_Written exercise_
Find every line below that contains the word "lines" and copy it out.

[BEGIN]

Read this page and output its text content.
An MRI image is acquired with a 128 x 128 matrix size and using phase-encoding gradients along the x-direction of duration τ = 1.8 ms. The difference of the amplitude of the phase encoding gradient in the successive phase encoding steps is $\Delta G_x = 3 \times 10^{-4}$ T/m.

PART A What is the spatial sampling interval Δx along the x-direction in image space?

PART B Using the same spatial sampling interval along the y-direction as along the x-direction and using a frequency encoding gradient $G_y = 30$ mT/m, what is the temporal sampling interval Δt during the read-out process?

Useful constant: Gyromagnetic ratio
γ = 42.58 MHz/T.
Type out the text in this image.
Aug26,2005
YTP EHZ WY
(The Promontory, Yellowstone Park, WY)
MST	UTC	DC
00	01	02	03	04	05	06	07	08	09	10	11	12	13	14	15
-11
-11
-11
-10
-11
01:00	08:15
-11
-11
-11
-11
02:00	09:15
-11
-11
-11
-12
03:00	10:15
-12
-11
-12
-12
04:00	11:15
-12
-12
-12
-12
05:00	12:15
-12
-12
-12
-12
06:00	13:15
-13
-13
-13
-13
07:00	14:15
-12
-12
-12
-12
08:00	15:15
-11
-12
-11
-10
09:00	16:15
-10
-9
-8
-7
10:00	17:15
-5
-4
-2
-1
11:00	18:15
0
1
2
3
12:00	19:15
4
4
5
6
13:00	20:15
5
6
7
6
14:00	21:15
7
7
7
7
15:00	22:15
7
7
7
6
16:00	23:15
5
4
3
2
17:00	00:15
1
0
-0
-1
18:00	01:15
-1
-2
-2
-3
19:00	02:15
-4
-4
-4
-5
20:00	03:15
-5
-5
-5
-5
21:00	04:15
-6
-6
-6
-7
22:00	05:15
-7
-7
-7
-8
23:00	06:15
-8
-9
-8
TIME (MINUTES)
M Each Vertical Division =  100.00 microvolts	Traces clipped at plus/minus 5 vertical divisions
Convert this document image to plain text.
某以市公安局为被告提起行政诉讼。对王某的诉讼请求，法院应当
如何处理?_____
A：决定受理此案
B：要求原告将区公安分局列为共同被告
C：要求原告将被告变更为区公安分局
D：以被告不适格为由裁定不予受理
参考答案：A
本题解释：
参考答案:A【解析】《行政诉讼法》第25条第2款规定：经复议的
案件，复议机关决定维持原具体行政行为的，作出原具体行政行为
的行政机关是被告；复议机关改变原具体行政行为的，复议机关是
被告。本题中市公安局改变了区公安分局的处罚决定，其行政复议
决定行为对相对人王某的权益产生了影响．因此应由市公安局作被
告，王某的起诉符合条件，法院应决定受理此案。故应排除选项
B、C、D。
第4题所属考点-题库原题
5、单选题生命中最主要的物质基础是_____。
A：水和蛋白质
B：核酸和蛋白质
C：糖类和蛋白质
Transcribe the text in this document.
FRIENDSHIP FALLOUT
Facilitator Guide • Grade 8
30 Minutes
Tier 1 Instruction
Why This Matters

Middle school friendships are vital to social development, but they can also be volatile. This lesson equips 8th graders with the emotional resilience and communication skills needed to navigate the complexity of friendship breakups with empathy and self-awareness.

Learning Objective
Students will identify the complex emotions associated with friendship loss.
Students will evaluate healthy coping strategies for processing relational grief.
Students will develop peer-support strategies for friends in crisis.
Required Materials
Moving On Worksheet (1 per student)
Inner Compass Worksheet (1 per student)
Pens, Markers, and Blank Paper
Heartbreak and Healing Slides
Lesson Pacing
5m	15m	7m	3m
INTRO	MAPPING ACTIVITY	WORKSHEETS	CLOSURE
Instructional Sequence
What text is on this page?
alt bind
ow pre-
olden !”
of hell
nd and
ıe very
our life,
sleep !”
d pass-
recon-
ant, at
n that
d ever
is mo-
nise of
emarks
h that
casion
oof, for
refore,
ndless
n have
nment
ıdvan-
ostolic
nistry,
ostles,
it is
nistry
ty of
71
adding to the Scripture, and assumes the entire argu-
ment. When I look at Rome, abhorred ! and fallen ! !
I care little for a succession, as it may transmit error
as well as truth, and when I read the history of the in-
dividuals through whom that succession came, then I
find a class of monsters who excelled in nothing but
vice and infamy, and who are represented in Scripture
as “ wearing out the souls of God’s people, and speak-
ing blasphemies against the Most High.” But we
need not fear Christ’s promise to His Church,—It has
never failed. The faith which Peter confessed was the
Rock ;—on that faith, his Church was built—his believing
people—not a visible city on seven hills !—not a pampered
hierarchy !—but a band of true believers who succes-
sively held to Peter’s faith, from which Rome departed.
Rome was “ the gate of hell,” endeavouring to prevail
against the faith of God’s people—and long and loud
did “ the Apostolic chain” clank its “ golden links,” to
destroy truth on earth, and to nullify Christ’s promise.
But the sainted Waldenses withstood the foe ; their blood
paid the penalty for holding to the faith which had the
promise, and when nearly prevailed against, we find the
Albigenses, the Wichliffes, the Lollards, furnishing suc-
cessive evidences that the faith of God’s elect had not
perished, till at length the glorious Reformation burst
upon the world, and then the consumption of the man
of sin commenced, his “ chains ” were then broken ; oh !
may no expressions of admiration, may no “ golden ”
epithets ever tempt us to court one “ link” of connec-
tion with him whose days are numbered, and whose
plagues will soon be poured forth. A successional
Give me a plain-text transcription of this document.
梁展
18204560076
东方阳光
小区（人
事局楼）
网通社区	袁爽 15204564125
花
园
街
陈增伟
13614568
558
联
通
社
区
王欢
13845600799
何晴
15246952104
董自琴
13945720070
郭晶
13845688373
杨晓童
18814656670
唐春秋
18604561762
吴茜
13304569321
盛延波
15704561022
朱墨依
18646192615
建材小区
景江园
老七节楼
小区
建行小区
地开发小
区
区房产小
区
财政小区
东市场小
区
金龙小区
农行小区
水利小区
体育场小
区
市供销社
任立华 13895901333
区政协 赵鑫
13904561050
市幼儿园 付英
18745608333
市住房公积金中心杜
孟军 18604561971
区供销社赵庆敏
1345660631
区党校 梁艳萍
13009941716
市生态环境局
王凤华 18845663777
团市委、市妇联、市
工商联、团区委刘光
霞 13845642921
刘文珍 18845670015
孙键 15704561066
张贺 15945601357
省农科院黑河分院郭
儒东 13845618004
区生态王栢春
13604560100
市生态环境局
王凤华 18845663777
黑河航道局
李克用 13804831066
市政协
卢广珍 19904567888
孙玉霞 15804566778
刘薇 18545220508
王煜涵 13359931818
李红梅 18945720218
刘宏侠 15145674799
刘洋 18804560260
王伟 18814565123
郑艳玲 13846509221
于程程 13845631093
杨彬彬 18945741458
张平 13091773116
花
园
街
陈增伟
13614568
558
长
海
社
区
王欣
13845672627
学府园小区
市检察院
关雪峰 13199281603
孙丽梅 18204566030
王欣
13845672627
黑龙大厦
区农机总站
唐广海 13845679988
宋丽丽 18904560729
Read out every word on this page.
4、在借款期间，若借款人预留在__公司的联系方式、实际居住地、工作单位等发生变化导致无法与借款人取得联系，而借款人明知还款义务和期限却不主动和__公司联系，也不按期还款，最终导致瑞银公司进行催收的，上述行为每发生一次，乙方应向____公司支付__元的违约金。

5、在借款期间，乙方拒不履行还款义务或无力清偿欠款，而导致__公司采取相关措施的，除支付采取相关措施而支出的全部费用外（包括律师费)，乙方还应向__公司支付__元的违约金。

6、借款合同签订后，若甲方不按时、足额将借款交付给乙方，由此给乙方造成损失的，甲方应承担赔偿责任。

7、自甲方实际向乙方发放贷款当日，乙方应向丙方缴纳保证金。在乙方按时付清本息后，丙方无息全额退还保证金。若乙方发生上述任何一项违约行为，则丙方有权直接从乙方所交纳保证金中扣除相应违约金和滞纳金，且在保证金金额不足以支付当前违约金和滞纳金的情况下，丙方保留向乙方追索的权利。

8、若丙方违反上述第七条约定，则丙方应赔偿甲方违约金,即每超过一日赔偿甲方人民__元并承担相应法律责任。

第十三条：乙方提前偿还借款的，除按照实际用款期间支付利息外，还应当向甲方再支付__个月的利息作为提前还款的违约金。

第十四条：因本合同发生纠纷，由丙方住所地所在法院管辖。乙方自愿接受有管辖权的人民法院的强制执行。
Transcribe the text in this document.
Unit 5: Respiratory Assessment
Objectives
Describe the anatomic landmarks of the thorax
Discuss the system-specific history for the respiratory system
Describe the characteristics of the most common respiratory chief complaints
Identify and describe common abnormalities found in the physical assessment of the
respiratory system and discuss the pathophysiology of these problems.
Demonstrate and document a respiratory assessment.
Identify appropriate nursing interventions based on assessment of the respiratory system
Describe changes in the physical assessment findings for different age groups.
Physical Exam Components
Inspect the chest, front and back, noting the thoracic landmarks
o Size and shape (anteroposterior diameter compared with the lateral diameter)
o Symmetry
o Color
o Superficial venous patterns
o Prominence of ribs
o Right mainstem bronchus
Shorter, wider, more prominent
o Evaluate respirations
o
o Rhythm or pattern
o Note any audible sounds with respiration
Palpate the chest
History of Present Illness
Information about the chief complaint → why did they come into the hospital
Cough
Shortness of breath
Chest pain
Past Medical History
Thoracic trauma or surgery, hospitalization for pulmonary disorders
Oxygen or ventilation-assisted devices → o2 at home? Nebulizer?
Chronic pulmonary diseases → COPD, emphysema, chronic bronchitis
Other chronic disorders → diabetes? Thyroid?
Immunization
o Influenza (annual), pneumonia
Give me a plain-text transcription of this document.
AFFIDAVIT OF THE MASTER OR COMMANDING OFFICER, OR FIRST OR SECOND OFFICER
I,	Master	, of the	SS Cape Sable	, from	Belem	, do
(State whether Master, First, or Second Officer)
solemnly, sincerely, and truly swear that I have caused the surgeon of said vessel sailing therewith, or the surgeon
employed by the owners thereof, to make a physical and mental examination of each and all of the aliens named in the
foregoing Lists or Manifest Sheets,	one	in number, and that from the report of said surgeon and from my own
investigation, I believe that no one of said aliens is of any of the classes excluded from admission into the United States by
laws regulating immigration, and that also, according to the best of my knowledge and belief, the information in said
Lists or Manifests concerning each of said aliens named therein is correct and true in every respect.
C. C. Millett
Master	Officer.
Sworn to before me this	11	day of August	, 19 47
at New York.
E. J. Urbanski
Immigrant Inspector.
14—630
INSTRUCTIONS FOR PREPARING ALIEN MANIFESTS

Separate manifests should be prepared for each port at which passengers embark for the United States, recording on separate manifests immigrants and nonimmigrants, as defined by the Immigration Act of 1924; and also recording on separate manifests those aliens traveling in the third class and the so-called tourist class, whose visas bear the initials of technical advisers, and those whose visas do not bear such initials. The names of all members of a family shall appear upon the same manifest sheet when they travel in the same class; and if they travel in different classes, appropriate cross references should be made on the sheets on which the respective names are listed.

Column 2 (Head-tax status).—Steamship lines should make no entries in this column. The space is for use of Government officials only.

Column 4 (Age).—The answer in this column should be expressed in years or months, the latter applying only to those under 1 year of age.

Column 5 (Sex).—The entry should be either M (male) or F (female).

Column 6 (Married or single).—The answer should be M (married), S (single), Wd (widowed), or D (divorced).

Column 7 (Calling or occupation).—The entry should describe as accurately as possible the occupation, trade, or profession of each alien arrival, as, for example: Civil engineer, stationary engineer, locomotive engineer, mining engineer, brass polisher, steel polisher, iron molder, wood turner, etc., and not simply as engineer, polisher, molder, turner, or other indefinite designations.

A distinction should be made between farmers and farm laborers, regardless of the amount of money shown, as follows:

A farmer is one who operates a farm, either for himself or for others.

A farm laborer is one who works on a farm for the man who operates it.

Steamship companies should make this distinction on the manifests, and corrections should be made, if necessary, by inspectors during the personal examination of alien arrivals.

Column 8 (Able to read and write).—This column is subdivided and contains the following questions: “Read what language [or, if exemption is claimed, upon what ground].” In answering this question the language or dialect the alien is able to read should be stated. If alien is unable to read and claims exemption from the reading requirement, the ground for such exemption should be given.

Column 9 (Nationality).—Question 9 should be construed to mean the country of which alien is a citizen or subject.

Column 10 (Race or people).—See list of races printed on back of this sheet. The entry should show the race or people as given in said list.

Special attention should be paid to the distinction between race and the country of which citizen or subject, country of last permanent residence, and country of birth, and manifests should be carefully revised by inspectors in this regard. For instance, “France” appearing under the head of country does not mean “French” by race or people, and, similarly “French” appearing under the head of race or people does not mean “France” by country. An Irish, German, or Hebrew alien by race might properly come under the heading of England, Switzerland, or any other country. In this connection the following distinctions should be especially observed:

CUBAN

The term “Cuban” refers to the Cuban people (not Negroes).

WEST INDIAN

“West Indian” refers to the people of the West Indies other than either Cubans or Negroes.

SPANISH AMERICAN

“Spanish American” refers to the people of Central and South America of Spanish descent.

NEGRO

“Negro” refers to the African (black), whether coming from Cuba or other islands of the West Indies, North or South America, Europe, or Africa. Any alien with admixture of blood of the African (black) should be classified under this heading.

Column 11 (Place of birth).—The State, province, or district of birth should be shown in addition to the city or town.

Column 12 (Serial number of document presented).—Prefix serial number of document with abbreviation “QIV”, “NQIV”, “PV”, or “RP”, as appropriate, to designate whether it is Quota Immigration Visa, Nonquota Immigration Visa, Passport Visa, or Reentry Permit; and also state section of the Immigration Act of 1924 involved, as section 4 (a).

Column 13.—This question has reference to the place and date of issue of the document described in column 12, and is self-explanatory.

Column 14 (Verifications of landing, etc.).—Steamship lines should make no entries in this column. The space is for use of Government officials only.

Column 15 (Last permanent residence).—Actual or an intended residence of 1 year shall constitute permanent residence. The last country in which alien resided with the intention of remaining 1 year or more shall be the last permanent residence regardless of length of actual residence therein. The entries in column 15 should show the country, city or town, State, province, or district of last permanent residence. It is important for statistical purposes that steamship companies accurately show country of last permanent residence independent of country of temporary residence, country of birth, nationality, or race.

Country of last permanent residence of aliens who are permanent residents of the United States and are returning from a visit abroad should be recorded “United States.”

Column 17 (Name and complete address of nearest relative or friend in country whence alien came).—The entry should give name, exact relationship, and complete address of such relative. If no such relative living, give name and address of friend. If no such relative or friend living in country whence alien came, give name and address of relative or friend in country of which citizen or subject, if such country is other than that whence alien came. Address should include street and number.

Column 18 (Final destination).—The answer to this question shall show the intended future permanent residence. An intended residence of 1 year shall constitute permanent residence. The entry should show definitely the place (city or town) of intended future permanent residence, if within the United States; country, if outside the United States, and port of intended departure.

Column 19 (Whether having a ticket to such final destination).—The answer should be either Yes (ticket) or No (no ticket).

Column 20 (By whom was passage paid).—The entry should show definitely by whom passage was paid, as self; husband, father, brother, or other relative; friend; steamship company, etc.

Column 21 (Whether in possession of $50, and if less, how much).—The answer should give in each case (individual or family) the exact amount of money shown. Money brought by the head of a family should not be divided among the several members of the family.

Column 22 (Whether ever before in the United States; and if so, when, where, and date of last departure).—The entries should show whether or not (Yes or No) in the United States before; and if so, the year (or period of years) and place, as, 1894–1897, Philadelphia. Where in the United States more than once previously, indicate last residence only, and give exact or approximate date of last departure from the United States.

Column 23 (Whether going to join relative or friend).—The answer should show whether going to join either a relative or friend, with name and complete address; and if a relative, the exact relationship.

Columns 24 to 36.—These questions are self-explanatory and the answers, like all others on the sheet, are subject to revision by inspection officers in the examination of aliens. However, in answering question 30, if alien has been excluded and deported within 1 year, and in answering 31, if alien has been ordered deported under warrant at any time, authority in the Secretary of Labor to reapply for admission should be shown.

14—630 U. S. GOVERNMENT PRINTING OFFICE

[END]

_Written reply_
Column 2 (Head-tax status).—Steamship lines should make no entries in this column. The space is for use of Government officials only.
Column 14 (Verifications of landing, etc.).—Steamship lines should make no entries in this column. The space is for use of Government officials only.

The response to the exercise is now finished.